| Exercise aim |
Every line of the material that follows must be printed again exactly.

::: Given entries :::

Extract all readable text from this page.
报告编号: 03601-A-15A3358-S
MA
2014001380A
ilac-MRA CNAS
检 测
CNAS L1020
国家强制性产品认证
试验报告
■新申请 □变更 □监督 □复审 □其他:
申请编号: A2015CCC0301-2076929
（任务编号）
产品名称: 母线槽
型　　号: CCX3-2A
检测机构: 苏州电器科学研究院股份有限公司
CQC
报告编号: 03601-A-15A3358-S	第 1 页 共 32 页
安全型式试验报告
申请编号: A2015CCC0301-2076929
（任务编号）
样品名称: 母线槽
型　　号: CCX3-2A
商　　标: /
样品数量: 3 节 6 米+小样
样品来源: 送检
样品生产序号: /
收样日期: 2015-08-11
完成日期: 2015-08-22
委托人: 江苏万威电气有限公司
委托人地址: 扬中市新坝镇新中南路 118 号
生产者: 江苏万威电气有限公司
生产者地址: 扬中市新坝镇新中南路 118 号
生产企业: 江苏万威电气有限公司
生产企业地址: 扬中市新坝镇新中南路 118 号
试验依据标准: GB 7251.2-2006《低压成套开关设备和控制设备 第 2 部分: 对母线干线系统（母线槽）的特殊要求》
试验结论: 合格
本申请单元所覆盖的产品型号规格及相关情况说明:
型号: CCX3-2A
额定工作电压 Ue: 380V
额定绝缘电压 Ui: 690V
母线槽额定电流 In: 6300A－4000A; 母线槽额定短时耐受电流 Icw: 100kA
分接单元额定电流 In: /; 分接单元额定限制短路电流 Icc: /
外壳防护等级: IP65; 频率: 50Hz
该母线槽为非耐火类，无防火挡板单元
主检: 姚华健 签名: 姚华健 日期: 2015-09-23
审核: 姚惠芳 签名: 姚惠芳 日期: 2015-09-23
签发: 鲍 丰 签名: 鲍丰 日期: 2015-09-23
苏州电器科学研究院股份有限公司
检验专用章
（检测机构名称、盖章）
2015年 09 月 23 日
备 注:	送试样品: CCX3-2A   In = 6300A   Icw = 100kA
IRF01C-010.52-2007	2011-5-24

:::

| Written answer |
Extract all readable text from this page.
报告编号: 03601-A-15A3358-S
MA
2014001380A
ilac-MRA CNAS
检 测
CNAS L1020
国家强制性产品认证
试验报告
■新申请 □变更 □监督 □复审 □其他:
申请编号: A2015CCC0301-2076929
（任务编号）
产品名称: 母线槽
型　　号: CCX3-2A
检测机构: 苏州电器科学研究院股份有限公司
CQC
报告编号: 03601-A-15A3358-S	第 1 页 共 32 页
安全型式试验报告
申请编号: A2015CCC0301-2076929
（任务编号）
样品名称: 母线槽
型　　号: CCX3-2A
商　　标: /
样品数量: 3 节 6 米+小样
样品来源: 送检
样品生产序号: /
收样日期: 2015-08-11
完成日期: 2015-08-22
委托人: 江苏万威电气有限公司
委托人地址: 扬中市新坝镇新中南路 118 号
生产者: 江苏万威电气有限公司
生产者地址: 扬中市新坝镇新中南路 118 号
生产企业: 江苏万威电气有限公司
生产企业地址: 扬中市新坝镇新中南路 118 号
试验依据标准: GB 7251.2-2006《低压成套开关设备和控制设备 第 2 部分: 对母线干线系统（母线槽）的特殊要求》
试验结论: 合格
本申请单元所覆盖的产品型号规格及相关情况说明:
型号: CCX3-2A
额定工作电压 Ue: 380V
额定绝缘电压 Ui: 690V
母线槽额定电流 In: 6300A－4000A; 母线槽额定短时耐受电流 Icw: 100kA
分接单元额定电流 In: /; 分接单元额定限制短路电流 Icc: /
外壳防护等级: IP65; 频率: 50Hz
该母线槽为非耐火类，无防火挡板单元
主检: 姚华健 签名: 姚华健 日期: 2015-09-23
审核: 姚惠芳 签名: 姚惠芳 日期: 2015-09-23
签发: 鲍 丰 签名: 鲍丰 日期: 2015-09-23
苏州电器科学研究院股份有限公司
检验专用章
（检测机构名称、盖章）
2015年 09 月 23 日
备 注:	送试样品: CCX3-2A   In = 6300A   Icw = 100kA
IRF01C-010.52-2007	2011-5-24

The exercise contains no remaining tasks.